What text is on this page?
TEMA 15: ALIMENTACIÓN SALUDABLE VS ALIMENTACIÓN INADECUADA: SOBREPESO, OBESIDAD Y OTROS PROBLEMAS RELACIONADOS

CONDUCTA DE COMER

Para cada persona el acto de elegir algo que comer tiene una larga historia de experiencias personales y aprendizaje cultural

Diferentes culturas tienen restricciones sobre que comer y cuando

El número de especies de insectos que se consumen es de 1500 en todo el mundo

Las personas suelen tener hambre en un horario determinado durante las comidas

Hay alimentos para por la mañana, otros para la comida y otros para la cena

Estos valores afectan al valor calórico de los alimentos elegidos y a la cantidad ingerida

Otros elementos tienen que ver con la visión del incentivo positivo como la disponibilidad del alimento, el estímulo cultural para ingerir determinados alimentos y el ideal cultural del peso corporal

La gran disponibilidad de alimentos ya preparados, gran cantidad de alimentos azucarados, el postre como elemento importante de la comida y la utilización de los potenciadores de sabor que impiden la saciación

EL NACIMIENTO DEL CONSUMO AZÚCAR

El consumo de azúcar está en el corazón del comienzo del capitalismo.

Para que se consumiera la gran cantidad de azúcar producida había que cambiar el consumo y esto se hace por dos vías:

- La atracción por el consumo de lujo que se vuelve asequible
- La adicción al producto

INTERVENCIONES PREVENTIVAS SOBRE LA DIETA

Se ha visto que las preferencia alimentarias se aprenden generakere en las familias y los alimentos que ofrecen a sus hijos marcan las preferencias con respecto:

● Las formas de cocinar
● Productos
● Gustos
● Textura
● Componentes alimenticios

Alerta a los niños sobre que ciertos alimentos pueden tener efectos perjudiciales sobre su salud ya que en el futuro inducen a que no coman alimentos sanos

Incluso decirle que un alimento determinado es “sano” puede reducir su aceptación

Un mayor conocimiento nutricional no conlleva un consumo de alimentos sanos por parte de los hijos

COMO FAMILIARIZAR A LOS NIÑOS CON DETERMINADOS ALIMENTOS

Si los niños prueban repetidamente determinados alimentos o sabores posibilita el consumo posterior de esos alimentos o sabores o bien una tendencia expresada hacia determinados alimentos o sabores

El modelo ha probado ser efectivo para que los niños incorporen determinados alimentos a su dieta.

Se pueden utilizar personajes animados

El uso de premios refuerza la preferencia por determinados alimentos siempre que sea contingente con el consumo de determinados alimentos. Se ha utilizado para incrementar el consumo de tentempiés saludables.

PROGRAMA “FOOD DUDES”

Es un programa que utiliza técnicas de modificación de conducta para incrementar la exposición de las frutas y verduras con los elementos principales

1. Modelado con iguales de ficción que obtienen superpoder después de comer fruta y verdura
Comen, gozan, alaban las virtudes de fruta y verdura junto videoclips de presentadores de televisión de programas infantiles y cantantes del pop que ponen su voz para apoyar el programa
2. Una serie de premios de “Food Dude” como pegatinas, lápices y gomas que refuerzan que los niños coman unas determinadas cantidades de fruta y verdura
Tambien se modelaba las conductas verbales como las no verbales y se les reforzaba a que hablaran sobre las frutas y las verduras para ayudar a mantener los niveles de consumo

::::::::::

Please list every line of the records that contains "hijos".

Se ha visto que las preferencia alimentarias se aprenden generakere en las familias y los alimentos que ofrecen a sus hijos marcan las preferencias con respecto:
Un mayor conocimiento nutricional no conlleva un consumo de alimentos sanos por parte de los hijos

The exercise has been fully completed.